> Parts of the exercise
[A] Echo the stuffed chicken post word for word, everything from "And since I" down to "better picture :)".
[B] In the stuffed chicken post, what does the writer do when chicken breasts are on super sale?

Stuffed Chicken Breasts with Sundried Tomatoes and Goat Cheese

by Shawnda on July 21, 2010

in Chicken & Poultry,Lighter & Healthier

Chicken with Sundried Tomato Jam and Goat Cheese

Most of the time, I feel like there is not only a finite number of ways to prepare boneless skinless chicken breasts, but I also feel like we’ve eaten them all in the last month. And yet every trip to the grocery store, I always pick up another pack of chicken breasts. And if they’re on super sale, I pick up 5 packs and shove them in the freezer.

And since I insist on making things harder than they should be, I never think to stuff them. I was digging around through some older – and hideously photographed – recipes from my early blogging days and stumbled across a stuffed chicken breast. One slit with pairing knife and you have a pocket to hold anything and everything. Too much sundried tomato jam to justify eating with a spoon? Only 5 olives left in the jar? No worries.

And one day when I have loads of extra time, I’m going to remake every dish from the first few months of this blog and take a better picture :)

> Source excerpt
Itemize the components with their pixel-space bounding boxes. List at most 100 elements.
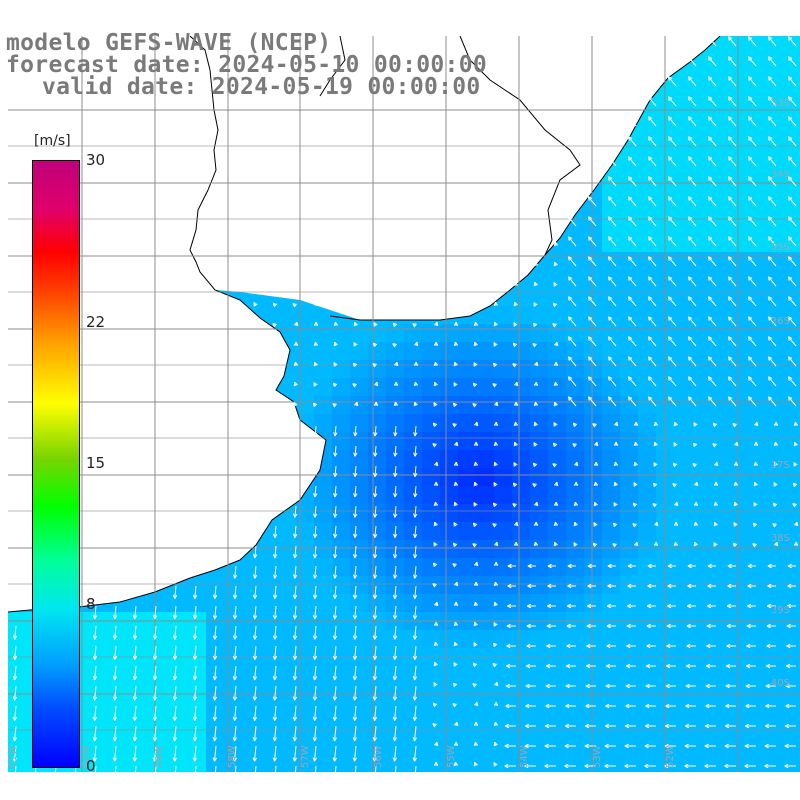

> The responses
[A]
And since I insist on making things harder than they should be, I never think to stuff them. I was digging around through some older – and hideously photographed – recipes from my early blogging days and stumbled across a stuffed chicken breast. One slit with pairing knife and you have a pocket to hold anything and everything. Too much sundried tomato jam to justify eating with a spoon? Only 5 olives left in the jar? No worries.

And one day when I have loads of extra time, I’m going to remake every dish from the first few months of this blog and take a better picture :)

[B] The writer picks up 5 packs and shoves them in the freezer.